**Supplied data**
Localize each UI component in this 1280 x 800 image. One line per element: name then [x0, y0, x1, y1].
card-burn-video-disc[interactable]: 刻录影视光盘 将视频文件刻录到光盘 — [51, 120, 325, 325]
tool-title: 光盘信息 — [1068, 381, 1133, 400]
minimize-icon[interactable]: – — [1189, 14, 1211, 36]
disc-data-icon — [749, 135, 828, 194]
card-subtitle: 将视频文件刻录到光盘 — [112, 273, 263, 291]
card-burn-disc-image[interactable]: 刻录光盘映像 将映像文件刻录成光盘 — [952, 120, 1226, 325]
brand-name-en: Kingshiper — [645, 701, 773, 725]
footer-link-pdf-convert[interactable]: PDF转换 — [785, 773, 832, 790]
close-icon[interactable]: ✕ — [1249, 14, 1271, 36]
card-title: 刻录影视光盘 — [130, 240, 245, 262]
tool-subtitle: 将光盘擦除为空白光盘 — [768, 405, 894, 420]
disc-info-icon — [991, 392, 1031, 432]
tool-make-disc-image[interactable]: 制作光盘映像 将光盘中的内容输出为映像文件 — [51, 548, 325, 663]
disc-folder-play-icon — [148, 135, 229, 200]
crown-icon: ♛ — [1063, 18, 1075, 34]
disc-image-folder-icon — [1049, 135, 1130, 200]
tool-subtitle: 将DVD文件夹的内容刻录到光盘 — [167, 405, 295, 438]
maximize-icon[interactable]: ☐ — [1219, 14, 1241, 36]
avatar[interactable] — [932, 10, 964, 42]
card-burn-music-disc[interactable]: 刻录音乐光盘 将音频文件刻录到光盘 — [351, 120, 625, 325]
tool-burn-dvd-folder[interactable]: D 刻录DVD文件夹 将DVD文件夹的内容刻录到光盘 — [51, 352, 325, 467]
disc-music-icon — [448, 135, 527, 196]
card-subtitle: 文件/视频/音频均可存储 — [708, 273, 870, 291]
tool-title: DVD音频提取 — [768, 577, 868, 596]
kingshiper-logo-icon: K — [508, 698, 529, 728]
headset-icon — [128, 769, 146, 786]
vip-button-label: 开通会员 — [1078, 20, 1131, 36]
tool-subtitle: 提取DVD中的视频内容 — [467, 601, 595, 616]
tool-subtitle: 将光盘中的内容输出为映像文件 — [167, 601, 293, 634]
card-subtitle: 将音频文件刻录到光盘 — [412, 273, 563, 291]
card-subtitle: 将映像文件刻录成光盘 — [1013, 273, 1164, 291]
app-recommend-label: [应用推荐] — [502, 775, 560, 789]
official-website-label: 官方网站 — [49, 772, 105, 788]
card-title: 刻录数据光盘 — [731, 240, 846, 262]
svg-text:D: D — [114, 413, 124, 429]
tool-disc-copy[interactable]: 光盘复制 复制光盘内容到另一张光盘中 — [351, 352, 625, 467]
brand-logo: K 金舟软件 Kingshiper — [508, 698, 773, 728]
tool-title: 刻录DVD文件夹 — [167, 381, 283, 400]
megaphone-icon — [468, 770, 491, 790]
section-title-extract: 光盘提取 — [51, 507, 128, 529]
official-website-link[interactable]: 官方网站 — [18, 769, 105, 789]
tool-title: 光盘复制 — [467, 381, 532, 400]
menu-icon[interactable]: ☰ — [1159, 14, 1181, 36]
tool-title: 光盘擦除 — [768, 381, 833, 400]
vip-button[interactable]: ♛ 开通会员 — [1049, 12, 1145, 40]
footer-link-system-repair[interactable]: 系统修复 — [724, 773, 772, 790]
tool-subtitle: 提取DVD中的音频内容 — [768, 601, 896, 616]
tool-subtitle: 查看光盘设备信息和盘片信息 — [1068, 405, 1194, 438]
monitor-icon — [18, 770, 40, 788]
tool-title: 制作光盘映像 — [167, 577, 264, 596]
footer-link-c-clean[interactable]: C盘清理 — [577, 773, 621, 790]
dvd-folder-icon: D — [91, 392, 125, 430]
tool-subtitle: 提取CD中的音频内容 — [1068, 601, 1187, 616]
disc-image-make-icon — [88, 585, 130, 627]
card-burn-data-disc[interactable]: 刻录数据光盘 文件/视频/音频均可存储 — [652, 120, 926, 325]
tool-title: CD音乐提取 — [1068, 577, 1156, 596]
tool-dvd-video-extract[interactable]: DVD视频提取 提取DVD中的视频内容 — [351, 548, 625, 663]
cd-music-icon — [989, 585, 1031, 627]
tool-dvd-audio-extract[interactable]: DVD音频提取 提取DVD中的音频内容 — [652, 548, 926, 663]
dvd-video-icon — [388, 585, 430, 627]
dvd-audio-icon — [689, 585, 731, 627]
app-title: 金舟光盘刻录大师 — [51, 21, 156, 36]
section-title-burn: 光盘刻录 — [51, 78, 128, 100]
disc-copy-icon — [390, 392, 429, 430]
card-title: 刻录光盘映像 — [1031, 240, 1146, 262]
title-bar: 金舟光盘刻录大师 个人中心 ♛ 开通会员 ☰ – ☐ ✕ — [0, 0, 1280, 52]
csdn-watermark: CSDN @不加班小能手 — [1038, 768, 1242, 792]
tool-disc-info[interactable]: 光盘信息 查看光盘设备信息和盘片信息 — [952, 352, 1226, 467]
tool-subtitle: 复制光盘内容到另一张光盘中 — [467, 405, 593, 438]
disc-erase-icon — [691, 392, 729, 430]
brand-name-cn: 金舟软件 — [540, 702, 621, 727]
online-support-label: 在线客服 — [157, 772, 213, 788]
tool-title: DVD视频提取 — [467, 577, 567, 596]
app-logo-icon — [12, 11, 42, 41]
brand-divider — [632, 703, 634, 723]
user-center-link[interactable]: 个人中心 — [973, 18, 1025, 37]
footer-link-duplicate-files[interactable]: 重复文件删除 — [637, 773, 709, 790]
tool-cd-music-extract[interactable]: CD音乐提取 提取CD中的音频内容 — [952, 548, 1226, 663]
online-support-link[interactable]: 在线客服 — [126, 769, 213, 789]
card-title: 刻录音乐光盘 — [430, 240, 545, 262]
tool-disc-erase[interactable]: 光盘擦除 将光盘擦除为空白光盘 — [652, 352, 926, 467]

**The problem**
Retype all of the material above line for line, keeping every character the same.

**Answer to the task**
Localize each UI component in this 1280 x 800 image. One line per element: name then [x0, y0, x1, y1].
card-burn-video-disc[interactable]: 刻录影视光盘 将视频文件刻录到光盘 — [51, 120, 325, 325]
tool-title: 光盘信息 — [1068, 381, 1133, 400]
minimize-icon[interactable]: – — [1189, 14, 1211, 36]
disc-data-icon — [749, 135, 828, 194]
card-subtitle: 将视频文件刻录到光盘 — [112, 273, 263, 291]
card-burn-disc-image[interactable]: 刻录光盘映像 将映像文件刻录成光盘 — [952, 120, 1226, 325]
brand-name-en: Kingshiper — [645, 701, 773, 725]
footer-link-pdf-convert[interactable]: PDF转换 — [785, 773, 832, 790]
close-icon[interactable]: ✕ — [1249, 14, 1271, 36]
card-title: 刻录影视光盘 — [130, 240, 245, 262]
tool-subtitle: 将光盘擦除为空白光盘 — [768, 405, 894, 420]
disc-info-icon — [991, 392, 1031, 432]
tool-make-disc-image[interactable]: 制作光盘映像 将光盘中的内容输出为映像文件 — [51, 548, 325, 663]
disc-folder-play-icon — [148, 135, 229, 200]
crown-icon: ♛ — [1063, 18, 1075, 34]
disc-image-folder-icon — [1049, 135, 1130, 200]
tool-subtitle: 将DVD文件夹的内容刻录到光盘 — [167, 405, 295, 438]
maximize-icon[interactable]: ☐ — [1219, 14, 1241, 36]
avatar[interactable] — [932, 10, 964, 42]
card-burn-music-disc[interactable]: 刻录音乐光盘 将音频文件刻录到光盘 — [351, 120, 625, 325]
tool-burn-dvd-folder[interactable]: D 刻录DVD文件夹 将DVD文件夹的内容刻录到光盘 — [51, 352, 325, 467]
disc-music-icon — [448, 135, 527, 196]
card-subtitle: 文件/视频/音频均可存储 — [708, 273, 870, 291]
tool-title: DVD音频提取 — [768, 577, 868, 596]
kingshiper-logo-icon: K — [508, 698, 529, 728]
headset-icon — [128, 769, 146, 786]
vip-button-label: 开通会员 — [1078, 20, 1131, 36]
tool-subtitle: 提取DVD中的视频内容 — [467, 601, 595, 616]
tool-subtitle: 将光盘中的内容输出为映像文件 — [167, 601, 293, 634]
card-subtitle: 将音频文件刻录到光盘 — [412, 273, 563, 291]
card-subtitle: 将映像文件刻录成光盘 — [1013, 273, 1164, 291]
app-recommend-label: [应用推荐] — [502, 775, 560, 789]
official-website-label: 官方网站 — [49, 772, 105, 788]
card-title: 刻录数据光盘 — [731, 240, 846, 262]
svg-text:D: D — [114, 413, 124, 429]
tool-disc-copy[interactable]: 光盘复制 复制光盘内容到另一张光盘中 — [351, 352, 625, 467]
brand-logo: K 金舟软件 Kingshiper — [508, 698, 773, 728]
tool-title: 刻录DVD文件夹 — [167, 381, 283, 400]
megaphone-icon — [468, 770, 491, 790]
section-title-extract: 光盘提取 — [51, 507, 128, 529]
official-website-link[interactable]: 官方网站 — [18, 769, 105, 789]
tool-title: 光盘复制 — [467, 381, 532, 400]
menu-icon[interactable]: ☰ — [1159, 14, 1181, 36]
tool-title: 光盘擦除 — [768, 381, 833, 400]
vip-button[interactable]: ♛ 开通会员 — [1049, 12, 1145, 40]
footer-link-system-repair[interactable]: 系统修复 — [724, 773, 772, 790]
tool-subtitle: 提取DVD中的音频内容 — [768, 601, 896, 616]
tool-subtitle: 查看光盘设备信息和盘片信息 — [1068, 405, 1194, 438]
monitor-icon — [18, 770, 40, 788]
tool-title: 制作光盘映像 — [167, 577, 264, 596]
footer-link-c-clean[interactable]: C盘清理 — [577, 773, 621, 790]
dvd-folder-icon: D — [91, 392, 125, 430]
tool-subtitle: 提取CD中的音频内容 — [1068, 601, 1187, 616]
disc-image-make-icon — [88, 585, 130, 627]
card-burn-data-disc[interactable]: 刻录数据光盘 文件/视频/音频均可存储 — [652, 120, 926, 325]
tool-title: CD音乐提取 — [1068, 577, 1156, 596]
tool-dvd-video-extract[interactable]: DVD视频提取 提取DVD中的视频内容 — [351, 548, 625, 663]
cd-music-icon — [989, 585, 1031, 627]
tool-dvd-audio-extract[interactable]: DVD音频提取 提取DVD中的音频内容 — [652, 548, 926, 663]
dvd-video-icon — [388, 585, 430, 627]
dvd-audio-icon — [689, 585, 731, 627]
app-title: 金舟光盘刻录大师 — [51, 21, 156, 36]
section-title-burn: 光盘刻录 — [51, 78, 128, 100]
disc-copy-icon — [390, 392, 429, 430]
card-title: 刻录光盘映像 — [1031, 240, 1146, 262]
title-bar: 金舟光盘刻录大师 个人中心 ♛ 开通会员 ☰ – ☐ ✕ — [0, 0, 1280, 52]
csdn-watermark: CSDN @不加班小能手 — [1038, 768, 1242, 792]
tool-disc-info[interactable]: 光盘信息 查看光盘设备信息和盘片信息 — [952, 352, 1226, 467]
tool-subtitle: 复制光盘内容到另一张光盘中 — [467, 405, 593, 438]
disc-erase-icon — [691, 392, 729, 430]
brand-name-cn: 金舟软件 — [540, 702, 621, 727]
online-support-label: 在线客服 — [157, 772, 213, 788]
tool-title: DVD视频提取 — [467, 577, 567, 596]
app-logo-icon — [12, 11, 42, 41]
brand-divider — [632, 703, 634, 723]
user-center-link[interactable]: 个人中心 — [973, 18, 1025, 37]
footer-link-duplicate-files[interactable]: 重复文件删除 — [637, 773, 709, 790]
tool-cd-music-extract[interactable]: CD音乐提取 提取CD中的音频内容 — [952, 548, 1226, 663]
online-support-link[interactable]: 在线客服 — [126, 769, 213, 789]
card-title: 刻录音乐光盘 — [430, 240, 545, 262]
tool-disc-erase[interactable]: 光盘擦除 将光盘擦除为空白光盘 — [652, 352, 926, 467]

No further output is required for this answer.